**AVAILABLE DATA**
**********

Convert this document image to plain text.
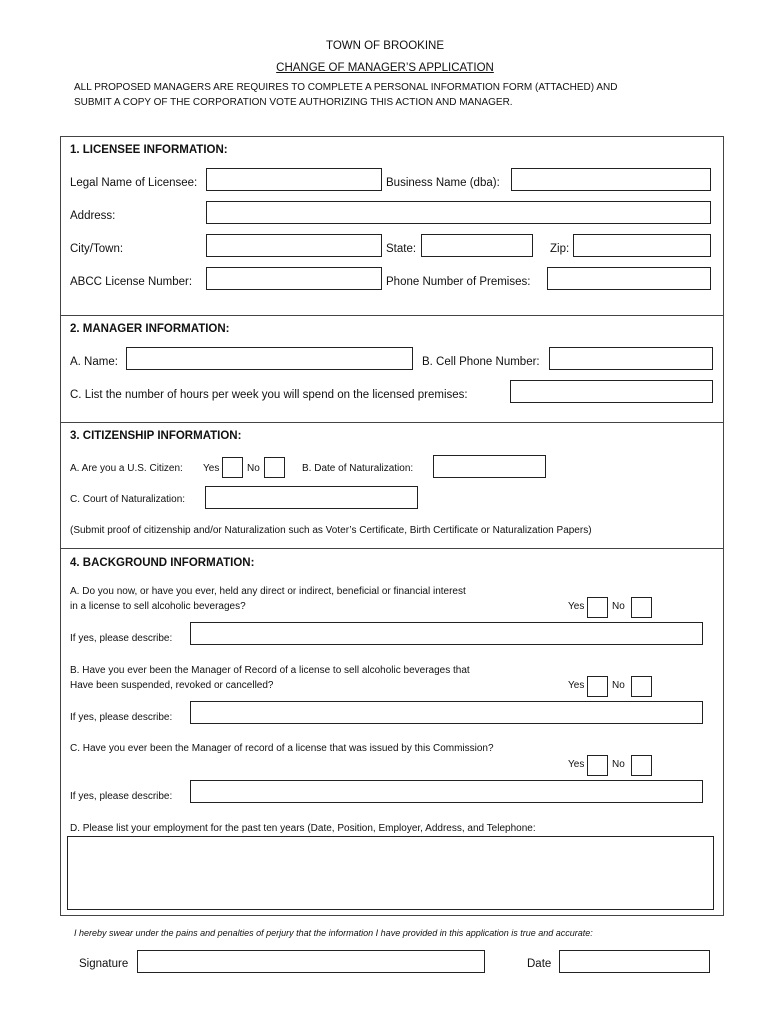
TOWN OF BROOKINE
CHANGE OF MANAGER’S APPLICATION
ALL PROPOSED MANAGERS ARE REQUIRES TO COMPLETE A PERSONAL INFORMATION FORM (ATTACHED) AND
SUBMIT A COPY OF THE CORPORATION VOTE AUTHORIZING THIS ACTION AND MANAGER.
1. LICENSEE INFORMATION:
Legal Name of Licensee:	Business Name (dba):
Address:
City/Town:	State:	Zip:
ABCC License Number:	Phone Number of Premises:
2. MANAGER INFORMATION:
A. Name:	B. Cell Phone Number:
C. List the number of hours per week you will spend on the licensed premises:
3. CITIZENSHIP INFORMATION:
A. Are you a U.S. Citizen: Yes	No	B. Date of Naturalization:
C. Court of Naturalization:
(Submit proof of citizenship and/or Naturalization such as Voter’s Certificate, Birth Certificate or Naturalization Papers)
4. BACKGROUND INFORMATION:
A. Do you now, or have you ever, held any direct or indirect, beneficial or financial interest
in a license to sell alcoholic beverages?	Yes	No
If yes, please describe:
B. Have you ever been the Manager of Record of a license to sell alcoholic beverages that
Have been suspended, revoked or cancelled?	Yes	No
If yes, please describe:
C. Have you ever been the Manager of record of a license that was issued by this Commission?
Yes	No
If yes, please describe:
D. Please list your employment for the past ten years (Date, Position, Employer, Address, and Telephone:
I hereby swear under the pains and penalties of perjury that the information I have provided in this application is true and accurate:
Signature	Date
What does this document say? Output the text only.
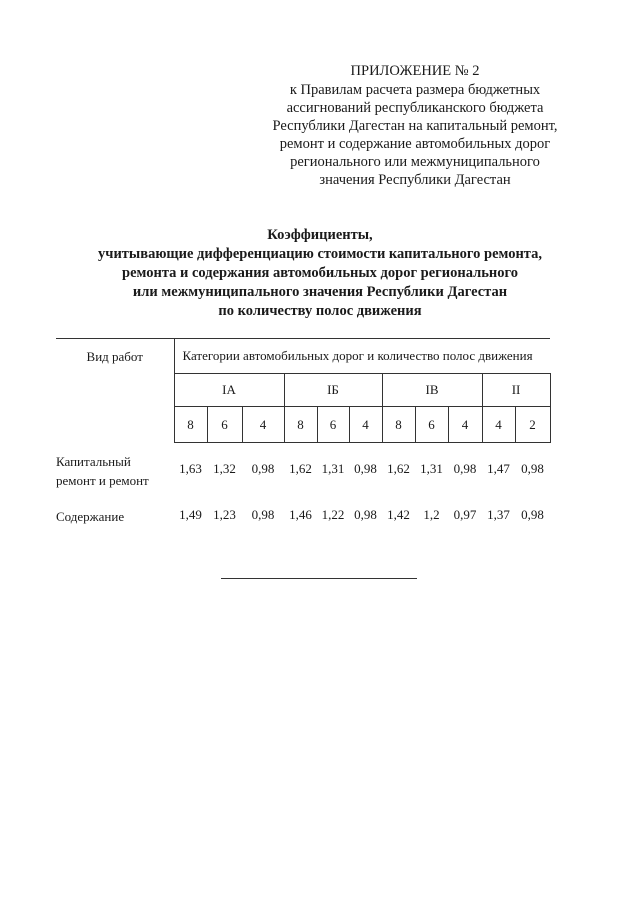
ПРИЛОЖЕНИЕ № 2
к Правилам расчета размера бюджетных
ассигнований республиканского бюджета
Республики Дагестан на капитальный ремонт,
ремонт и содержание автомобильных дорог
регионального или межмуниципального
значения Республики Дагестан
Коэффициенты,
учитывающие дифференциацию стоимости капитального ремонта,
ремонта и содержания автомобильных дорог регионального
или межмуниципального значения Республики Дагестан
по количеству полос движения
Вид работ	Категории автомобильных дорог и количество полос движения										
	IА			IБ			IВ			II	
	8	6	4	8	6	4	8	6	4	4	2

Капитальный
ремонт и ремонт	1,63	1,32	0,98	1,62	1,31	0,98	1,62	1,31	0,98	1,47	0,98

Содержание	1,49	1,23	0,98	1,46	1,22	0,98	1,42	1,2	0,97	1,37	0,98
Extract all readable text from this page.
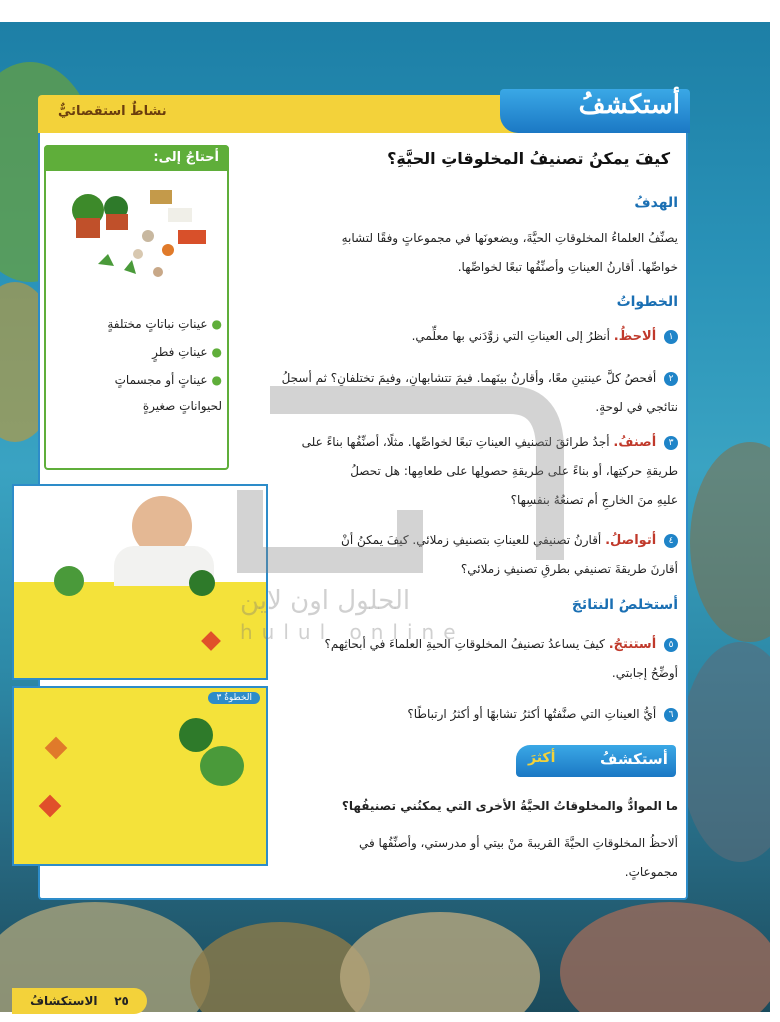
أستكشفُ
نشاطٌ استقصائيٌّ
كيفَ يمكنُ تصنيفُ المخلوقاتِ الحيَّةِ؟
الهدفُ
يصنِّفُ العلماءُ المخلوقاتِ الحيَّةَ، ويضعونَها في مجموعاتٍ وفقًا لتشابهِ
خواصِّها. أقارنُ العيناتِ وأصنِّفُها تبعًا لخواصِّها.
الخطواتُ
١ ألاحظُ. أنظرُ إلى العيناتِ التي زوَّدَني بها معلِّمي.
٢ أفحصُ كلَّ عينتينِ معًا، وأقارنُ بينَهما. فيمَ تتشابهانِ، وفيمَ تختلفانِ؟ ثم أسجلُ
نتائجي في لوحةٍ.
٣ أصنفُ. أجدُ طرائقَ لتصنيفِ العيناتِ تبعًا لخواصِّها. مثلًا، أصنِّفُها بناءً على
طريقةِ حركتِها، أو بناءً على طريقةِ حصولِها على طعامِها: هل تحصلُ
عليهِ منَ الخارجِ أم تصنعُهُ بنفسِها؟
٤ أتواصلُ. أقارنُ تصنيفي للعيناتِ بتصنيفِ زملائي. كيفَ يمكنُ أنْ
أقارنَ طريقةَ تصنيفي بطرقِ تصنيفِ زملائي؟
أستخلصُ النتائجَ
٥ أستنتجُ. كيفَ يساعدُ تصنيفُ المخلوقاتِ الحيةِ العلماءَ في أبحاثِهم؟
أوضِّحُ إجابتي.
٦ أيُّ العيناتِ التي صنَّفتُها أكثرُ تشابهًا أو أكثرُ ارتباطًا؟
أستكشفُ
أكثرَ
ما الموادُّ والمخلوقاتُ الحيَّةُ الأخرى التي يمكنُني تصنيفُها؟
ألاحظُ المخلوقاتِ الحيَّةَ القريبةَ منْ بيتي أو مدرستي، وأصنِّفُها في
مجموعاتٍ.
أحتاجُ إلى:
●عيناتِ نباتاتٍ مختلفةٍ
●عيناتِ فطرٍ
●عيناتٍ أو مجسماتٍ
لحيواناتٍ صغيرةٍ
الخطوةُ ٣
الحلول اون لاين
hulul online
٢٥    الاستكشافُ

**********

**PROBLEM REQUIREMENTS**
Do not copy the pictures, but repeat every line exactly.

**SOLUTION FOR THIS PROBLEM**
Convert this document image to plain text.
TOWN OF BROOKINE
CHANGE OF MANAGER’S APPLICATION
ALL PROPOSED MANAGERS ARE REQUIRES TO COMPLETE A PERSONAL INFORMATION FORM (ATTACHED) AND
SUBMIT A COPY OF THE CORPORATION VOTE AUTHORIZING THIS ACTION AND MANAGER.
1. LICENSEE INFORMATION:
Legal Name of Licensee:	Business Name (dba):
Address:
City/Town:	State:	Zip:
ABCC License Number:	Phone Number of Premises:
2. MANAGER INFORMATION:
A. Name:	B. Cell Phone Number:
C. List the number of hours per week you will spend on the licensed premises:
3. CITIZENSHIP INFORMATION:
A. Are you a U.S. Citizen: Yes	No	B. Date of Naturalization:
C. Court of Naturalization:
(Submit proof of citizenship and/or Naturalization such as Voter’s Certificate, Birth Certificate or Naturalization Papers)
4. BACKGROUND INFORMATION:
A. Do you now, or have you ever, held any direct or indirect, beneficial or financial interest
in a license to sell alcoholic beverages?	Yes	No
If yes, please describe:
B. Have you ever been the Manager of Record of a license to sell alcoholic beverages that
Have been suspended, revoked or cancelled?	Yes	No
If yes, please describe:
C. Have you ever been the Manager of record of a license that was issued by this Commission?
Yes	No
If yes, please describe:
D. Please list your employment for the past ten years (Date, Position, Employer, Address, and Telephone:
I hereby swear under the pains and penalties of perjury that the information I have provided in this application is true and accurate:
Signature	Date
What does this document say? Output the text only.
ПРИЛОЖЕНИЕ № 2
к Правилам расчета размера бюджетных
ассигнований республиканского бюджета
Республики Дагестан на капитальный ремонт,
ремонт и содержание автомобильных дорог
регионального или межмуниципального
значения Республики Дагестан
Коэффициенты,
учитывающие дифференциацию стоимости капитального ремонта,
ремонта и содержания автомобильных дорог регионального
или межмуниципального значения Республики Дагестан
по количеству полос движения
Вид работ	Категории автомобильных дорог и количество полос движения										
	IА			IБ			IВ			II	
	8	6	4	8	6	4	8	6	4	4	2

Капитальный
ремонт и ремонт	1,63	1,32	0,98	1,62	1,31	0,98	1,62	1,31	0,98	1,47	0,98

Содержание	1,49	1,23	0,98	1,46	1,22	0,98	1,42	1,2	0,97	1,37	0,98
Extract all readable text from this page.
أستكشفُ
نشاطٌ استقصائيٌّ
كيفَ يمكنُ تصنيفُ المخلوقاتِ الحيَّةِ؟
الهدفُ
يصنِّفُ العلماءُ المخلوقاتِ الحيَّةَ، ويضعونَها في مجموعاتٍ وفقًا لتشابهِ
خواصِّها. أقارنُ العيناتِ وأصنِّفُها تبعًا لخواصِّها.
الخطواتُ
١ ألاحظُ. أنظرُ إلى العيناتِ التي زوَّدَني بها معلِّمي.
٢ أفحصُ كلَّ عينتينِ معًا، وأقارنُ بينَهما. فيمَ تتشابهانِ، وفيمَ تختلفانِ؟ ثم أسجلُ
نتائجي في لوحةٍ.
٣ أصنفُ. أجدُ طرائقَ لتصنيفِ العيناتِ تبعًا لخواصِّها. مثلًا، أصنِّفُها بناءً على
طريقةِ حركتِها، أو بناءً على طريقةِ حصولِها على طعامِها: هل تحصلُ
عليهِ منَ الخارجِ أم تصنعُهُ بنفسِها؟
٤ أتواصلُ. أقارنُ تصنيفي للعيناتِ بتصنيفِ زملائي. كيفَ يمكنُ أنْ
أقارنَ طريقةَ تصنيفي بطرقِ تصنيفِ زملائي؟
أستخلصُ النتائجَ
٥ أستنتجُ. كيفَ يساعدُ تصنيفُ المخلوقاتِ الحيةِ العلماءَ في أبحاثِهم؟
أوضِّحُ إجابتي.
٦ أيُّ العيناتِ التي صنَّفتُها أكثرُ تشابهًا أو أكثرُ ارتباطًا؟
أستكشفُ
أكثرَ
ما الموادُّ والمخلوقاتُ الحيَّةُ الأخرى التي يمكنُني تصنيفُها؟
ألاحظُ المخلوقاتِ الحيَّةَ القريبةَ منْ بيتي أو مدرستي، وأصنِّفُها في
مجموعاتٍ.
أحتاجُ إلى:
●عيناتِ نباتاتٍ مختلفةٍ
●عيناتِ فطرٍ
●عيناتٍ أو مجسماتٍ
لحيواناتٍ صغيرةٍ
الخطوةُ ٣
الحلول اون لاين
hulul online
٢٥    الاستكشافُ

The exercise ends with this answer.